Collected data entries

☆ ☆ ☆

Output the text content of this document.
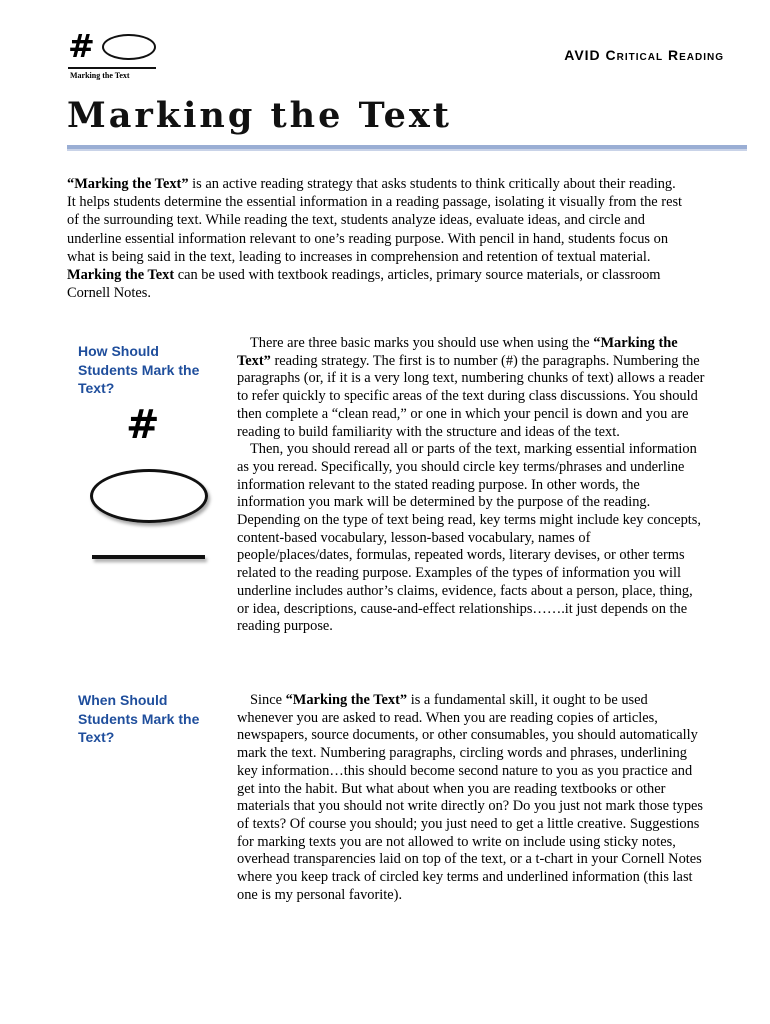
#
Marking the Text
AVID Critical Reading
Marking the Text

“Marking the Text” is an active reading strategy that asks students to think critically about their reading. It helps students determine the essential information in a reading passage, isolating it visually from the rest of the surrounding text. While reading the text, students analyze ideas, evaluate ideas, and circle and underline essential information relevant to one’s reading purpose. With pencil in hand, students focus on what is being said in the text, leading to increases in comprehension and retention of textual material. Marking the Text can be used with textbook readings, articles, primary source materials, or classroom Cornell Notes.

How Should Students Mark the Text?
#

There are three basic marks you should use when using the “Marking the Text” reading strategy. The first is to number (#) the paragraphs. Numbering the paragraphs (or, if it is a very long text, numbering chunks of text) allows a reader to refer quickly to specific areas of the text during class discussions. You should then complete a “clean read,” or one in which your pencil is down and you are reading to build familiarity with the structure and ideas of the text.

Then, you should reread all or parts of the text, marking essential information as you reread. Specifically, you should circle key terms/phrases and underline information relevant to the stated reading purpose. In other words, the information you mark will be determined by the purpose of the reading. Depending on the type of text being read, key terms might include key concepts, content-based vocabulary, lesson-based vocabulary, names of people/places/dates, formulas, repeated words, literary devises, or other terms related to the reading purpose. Examples of the types of information you will underline includes author’s claims, evidence, facts about a person, place, thing, or idea, descriptions, cause-and-effect relationships…….it just depends on the reading purpose.

When Should Students Mark the Text?

Since “Marking the Text” is a fundamental skill, it ought to be used whenever you are asked to read. When you are reading copies of articles, newspapers, source documents, or other consumables, you should automatically mark the text. Numbering paragraphs, circling words and phrases, underlining key information…this should become second nature to you as you practice and get into the habit. But what about when you are reading textbooks or other materials that you should not write directly on? Do you just not mark those types of texts? Of course you should; you just need to get a little creative. Suggestions for marking texts you are not allowed to write on include using sticky notes, overhead transparencies laid on top of the text, or a t-chart in your Cornell Notes where you keep track of circled key terms and underlined information (this last one is my personal favorite).
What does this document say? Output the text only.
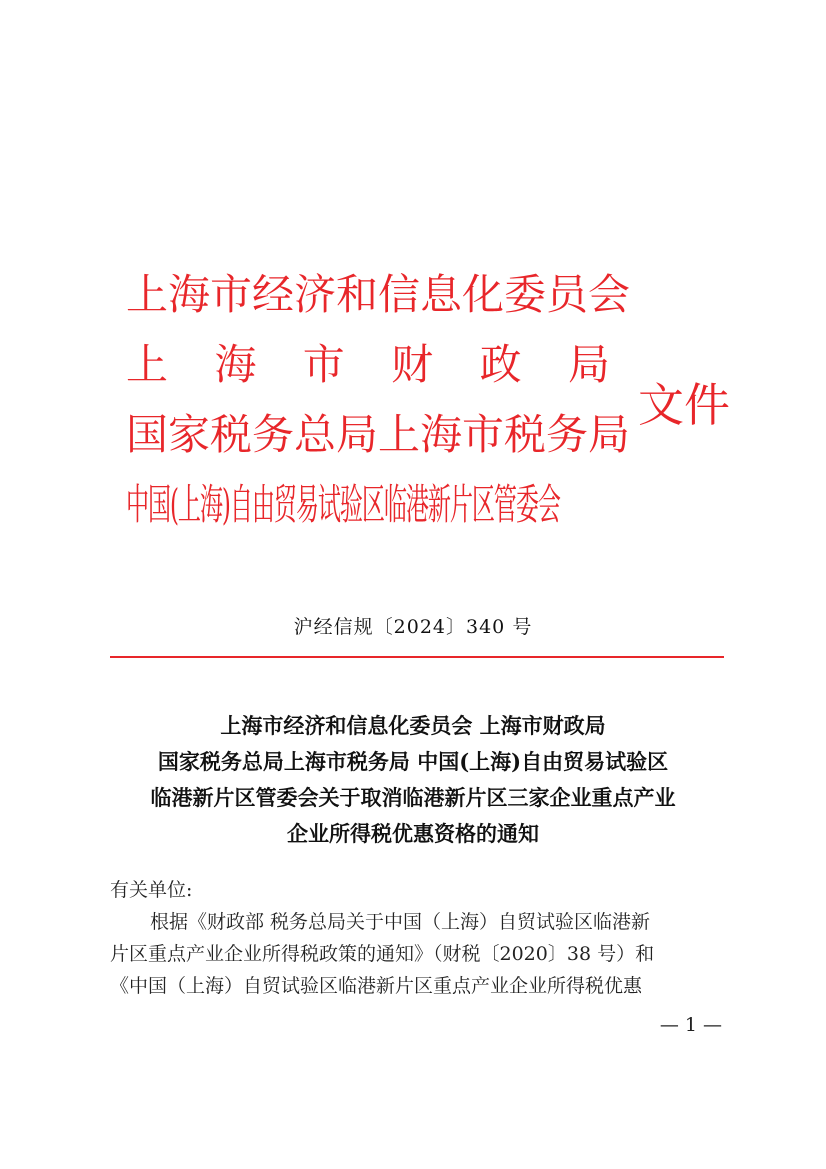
上海市经济和信息化委员会
上 海 市 财 政 局
国家税务总局上海市税务局
中国(上海)自由贸易试验区临港新片区管委会
文件
沪经信规〔2024〕340 号
上海市经济和信息化委员会 上海市财政局
国家税务总局上海市税务局 中国(上海)自由贸易试验区
临港新片区管委会关于取消临港新片区三家企业重点产业
企业所得税优惠资格的通知
有关单位:
根据《财政部 税务总局关于中国（上海）自贸试验区临港新
片区重点产业企业所得税政策的通知》（财税〔2020〕38 号）和
《中国（上海）自贸试验区临港新片区重点产业企业所得税优惠
— 1 —
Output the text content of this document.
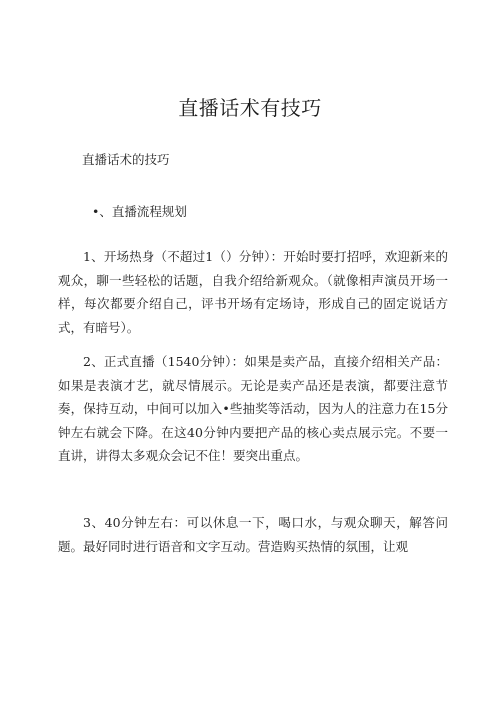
直播话术有技巧
直播话术的技巧
•、直播流程规划
1、开场热身（不超过1（）分钟）：开始时要打招呼，欢迎新来的观众，聊一些轻松的话题，自我介绍给新观众。（就像相声演员开场一样，每次都要介绍自己，评书开场有定场诗，形成自己的固定说话方式，有暗号）。
2、正式直播（1540分钟）：如果是卖产品，直接介绍相关产品：如果是表演才艺，就尽情展示。无论是卖产品还是表演，都要注意节奏，保持互动，中间可以加入•些抽奖等活动，因为人的注意力在15分钟左右就会下降。在这40分钟内要把产品的核心卖点展示完。不要一直讲，讲得太多观众会记不住！要突出重点。
3、40分钟左右：可以休息一下，喝口水，与观众聊天，解答问题。最好同时进行语音和文字互动。营造购买热情的氛围，让观
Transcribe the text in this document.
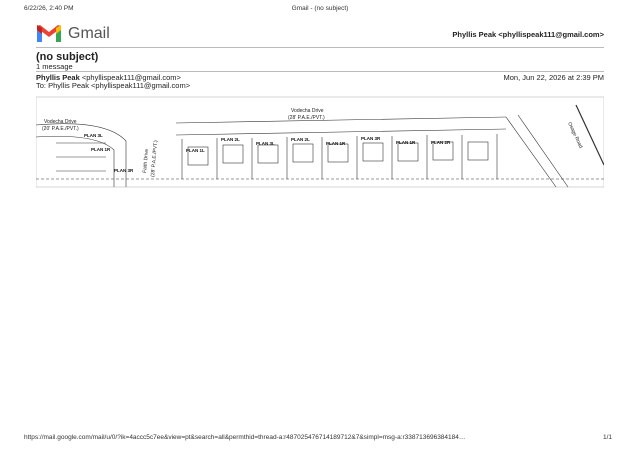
6/22/26, 2:40 PM	Gmail - (no subject)
Gmail	Phyllis Peak <phyllispeak111@gmail.com>
(no subject)
1 message
Phyllis Peak <phyllispeak111@gmail.com>	Mon, Jun 22, 2026 at 2:39 PM
To: Phyllis Peak <phyllispeak111@gmail.com>
Vodecha Drive
(20' P.A.E./PVT.)
Vodecha Drive
(28' P.A.E./PVT.)
Faith Drive (28' P.A.E./PVT.)
Osage Road
PLAN 3L
PLAN 1R
PLAN 3R
PLAN 1L
PLAN 2L
PLAN 3L
PLAN 2L
PLAN 1R
PLAN 3R
PLAN 1R	PLAN 2R
https://mail.google.com/mail/u/0/?ik=4accc5c7ee&view=pt&search=all&permthid=thread-a:r487025476714189712&7&simpl=msg-a:r338713696384184…	1/1
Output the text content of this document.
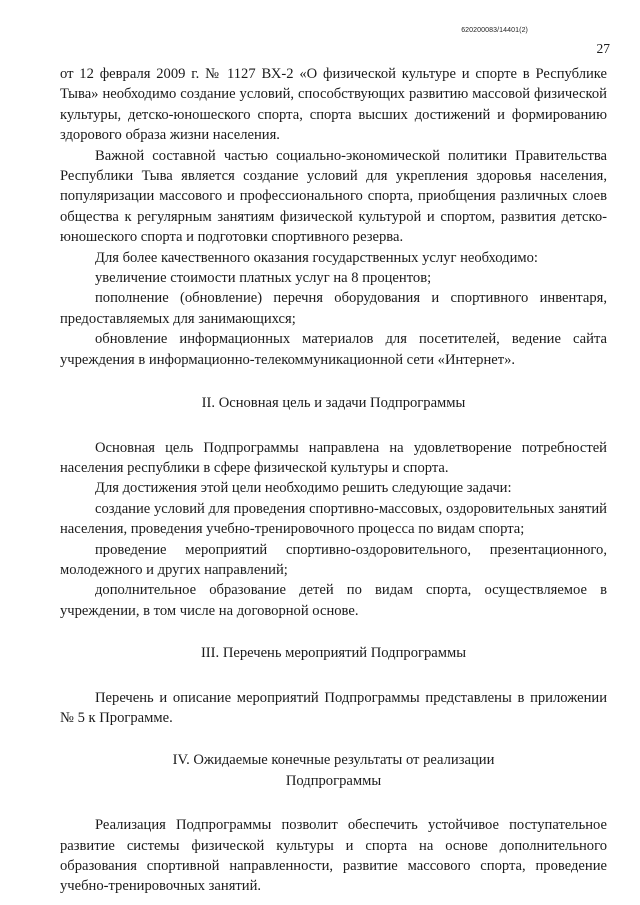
620200083/14401(2)
27

от 12 февраля 2009 г. № 1127 ВХ-2 «О физической культуре и спорте в Республике Тыва» необходимо создание условий, способствующих развитию массовой физической культуры, детско-юношеского спорта, спорта высших достижений и формированию здорового образа жизни населения.

Важной составной частью социально-экономической политики Правительства Республики Тыва является создание условий для укрепления здоровья населения, популяризации массового и профессионального спорта, приобщения различных слоев общества к регулярным занятиям физической культурой и спортом, развития детско-юношеского спорта и подготовки спортивного резерва.

Для более качественного оказания государственных услуг необходимо:

увеличение стоимости платных услуг на 8 процентов;

пополнение (обновление) перечня оборудования и спортивного инвентаря, предоставляемых для занимающихся;

обновление информационных материалов для посетителей, ведение сайта учреждения в информационно-телекоммуникационной сети «Интернет».

II. Основная цель и задачи Подпрограммы

Основная цель Подпрограммы направлена на удовлетворение потребностей населения республики в сфере физической культуры и спорта.

Для достижения этой цели необходимо решить следующие задачи:

создание условий для проведения спортивно-массовых, оздоровительных занятий населения, проведения учебно-тренировочного процесса по видам спорта;

проведение мероприятий спортивно-оздоровительного, презентационного, молодежного и других направлений;

дополнительное образование детей по видам спорта, осуществляемое в учреждении, в том числе на договорной основе.

III. Перечень мероприятий Подпрограммы

Перечень и описание мероприятий Подпрограммы представлены в приложении № 5 к Программе.

IV. Ожидаемые конечные результаты от реализации
Подпрограммы

Реализация Подпрограммы позволит обеспечить устойчивое поступательное развитие системы физической культуры и спорта на основе дополнительного образования спортивной направленности, развитие массового спорта, проведение учебно-тренировочных занятий.
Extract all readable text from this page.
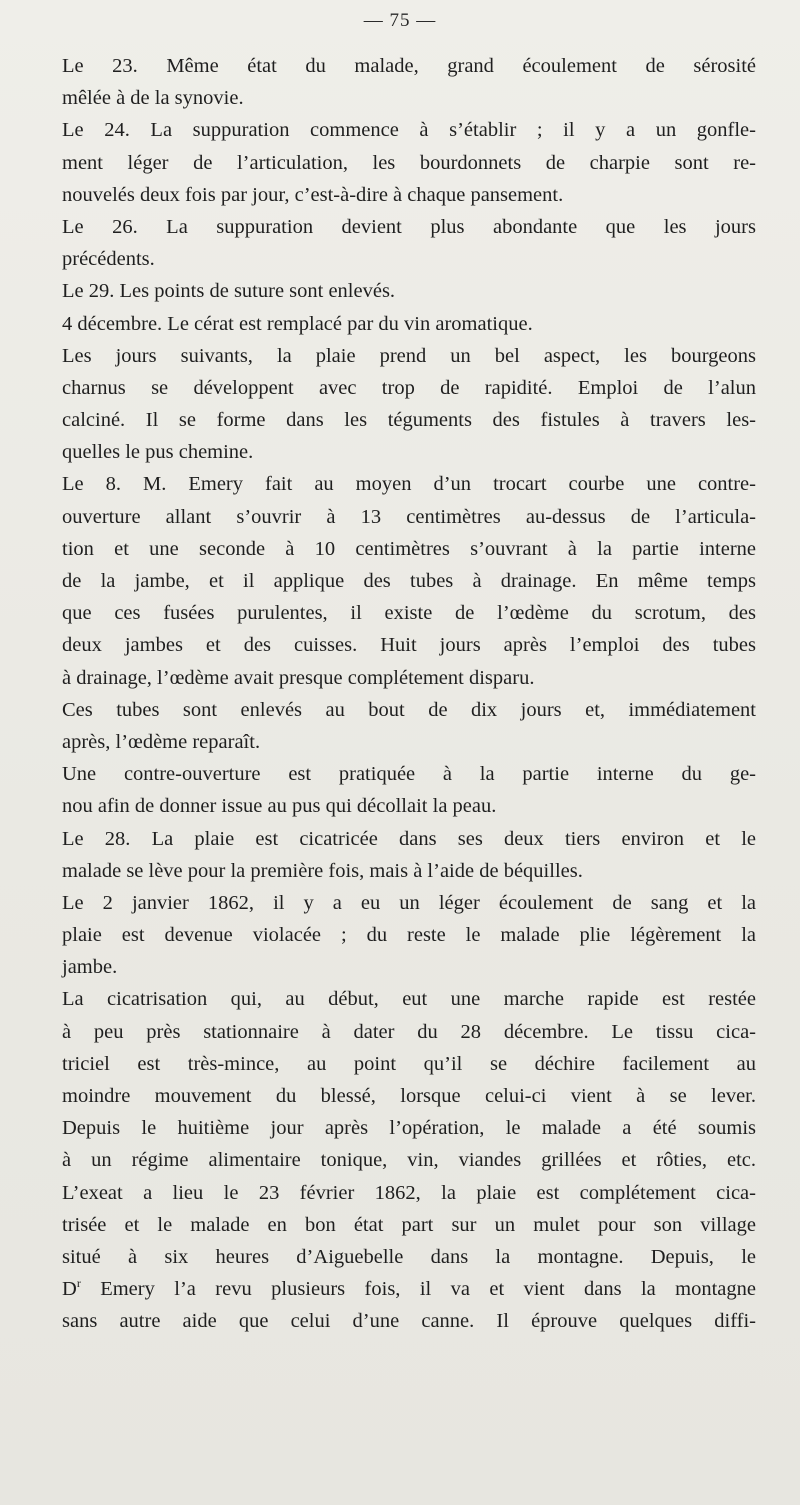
— 75 —
Le 23. Même état du malade, grand écoulement de sérosité
mêlée à de la synovie.
Le 24. La suppuration commence à s’établir ; il y a un gonfle-
ment léger de l’articulation, les bourdonnets de charpie sont re-
nouvelés deux fois par jour, c’est-à-dire à chaque pansement.
Le 26. La suppuration devient plus abondante que les jours
précédents.
Le 29. Les points de suture sont enlevés.
4 décembre. Le cérat est remplacé par du vin aromatique.
Les jours suivants, la plaie prend un bel aspect, les bourgeons
charnus se développent avec trop de rapidité. Emploi de l’alun
calciné. Il se forme dans les téguments des fistules à travers les-
quelles le pus chemine.
Le 8. M. Emery fait au moyen d’un trocart courbe une contre-
ouverture allant s’ouvrir à 13 centimètres au-dessus de l’articula-
tion et une seconde à 10 centimètres s’ouvrant à la partie interne
de la jambe, et il applique des tubes à drainage. En même temps
que ces fusées purulentes, il existe de l’œdème du scrotum, des
deux jambes et des cuisses. Huit jours après l’emploi des tubes
à drainage, l’œdème avait presque complétement disparu.
Ces tubes sont enlevés au bout de dix jours et, immédiatement
après, l’œdème reparaît.
Une contre-ouverture est pratiquée à la partie interne du ge-
nou afin de donner issue au pus qui décollait la peau.
Le 28. La plaie est cicatricée dans ses deux tiers environ et le
malade se lève pour la première fois, mais à l’aide de béquilles.
Le 2 janvier 1862, il y a eu un léger écoulement de sang et la
plaie est devenue violacée ; du reste le malade plie légèrement la
jambe.
La cicatrisation qui, au début, eut une marche rapide est restée
à peu près stationnaire à dater du 28 décembre. Le tissu cica-
triciel est très-mince, au point qu’il se déchire facilement au
moindre mouvement du blessé, lorsque celui-ci vient à se lever.
Depuis le huitième jour après l’opération, le malade a été soumis
à un régime alimentaire tonique, vin, viandes grillées et rôties, etc.
L’exeat a lieu le 23 février 1862, la plaie est complétement cica-
trisée et le malade en bon état part sur un mulet pour son village
situé à six heures d’Aiguebelle dans la montagne. Depuis, le
$D^r$ Emery l’a revu plusieurs fois, il va et vient dans la montagne
sans autre aide que celui d’une canne. Il éprouve quelques diffi-
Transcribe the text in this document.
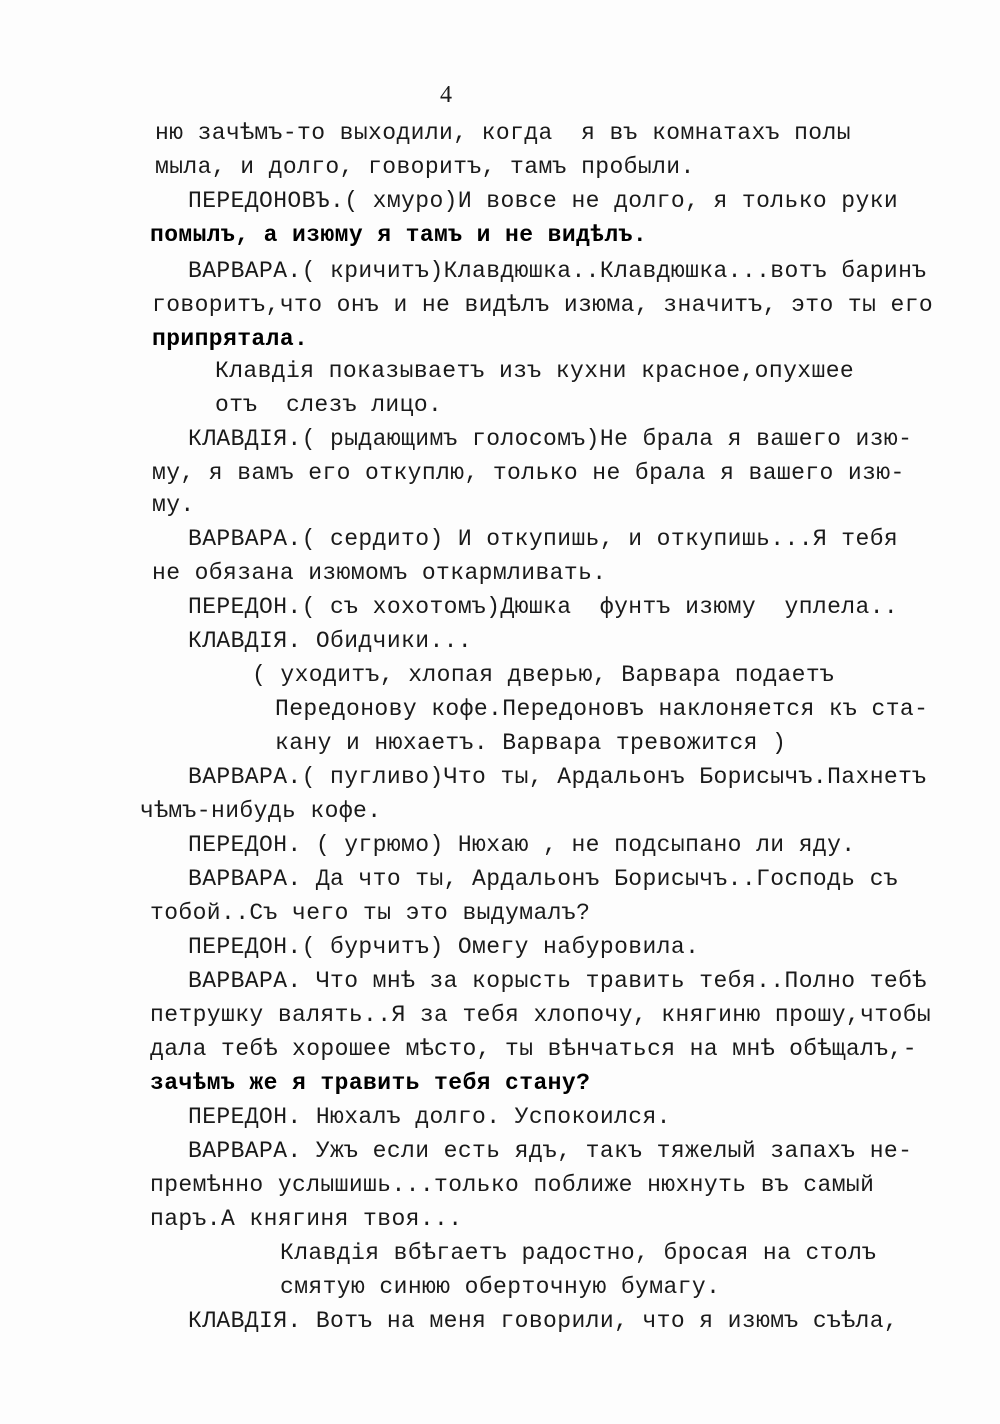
4
ню зачѣмъ-то выходили, когда  я въ комнатахъ полы
мыла, и долго, говоритъ, тамъ пробыли.
ПЕРЕДОНОВЪ.( хмуро)И вовсе не долго, я только руки
помылъ, а изюму я тамъ и не видѣлъ.
ВАРВАРА.( кричитъ)Клавдюшка..Клавдюшка...вотъ баринъ
говоритъ,что онъ и не видѣлъ изюма, значитъ, это ты его
припрятала.
Клавдія показываетъ изъ кухни красное,опухшее
отъ  слезъ лицо.
КЛАВДІЯ.( рыдающимъ голосомъ)Не брала я вашего изю-
му, я вамъ его откуплю, только не брала я вашего изю-
му.
ВАРВАРА.( сердито) И откупишь, и откупишь...Я тебя
не обязана изюмомъ откармливать.
ПЕРЕДОН.( съ хохотомъ)Дюшка  фунтъ изюму  уплела..
КЛАВДІЯ. Обидчики...
( уходитъ, хлопая дверью, Варвара подаетъ
Передонову кофе.Передоновъ наклоняется къ ста-
кану и нюхаетъ. Варвара тревожится )
ВАРВАРА.( пугливо)Что ты, Ардальонъ Борисычъ.Пахнетъ
чѣмъ-нибудь кофе.
ПЕРЕДОН. ( угрюмо) Нюхаю , не подсыпано ли яду.
ВАРВАРА. Да что ты, Ардальонъ Борисычъ..Господь съ
тобой..Съ чего ты это выдумалъ?
ПЕРЕДОН.( бурчитъ) Омегу набуровила.
ВАРВАРА. Что мнѣ за корысть травить тебя..Полно тебѣ
петрушку валять..Я за тебя хлопочу, княгиню прошу,чтобы
дала тебѣ хорошее мѣсто, ты вѣнчаться на мнѣ обѣщалъ,-
зачѣмъ же я травить тебя стану?
ПЕРЕДОН. Нюхалъ долго. Успокоился.
ВАРВАРА. Ужъ если есть ядъ, такъ тяжелый запахъ не-
премѣнно услышишь...только поближе нюхнуть въ самый
паръ.А княгиня твоя...
Клавдія вбѣгаетъ радостно, бросая на столъ
смятую синюю оберточную бумагу.
КЛАВДІЯ. Вотъ на меня говорили, что я изюмъ съѣла,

☆ ☆ ☆

**Work to do:** Of the lines in this data, how many contain "enlevés"? Reply with only the number.

**The solution:** 2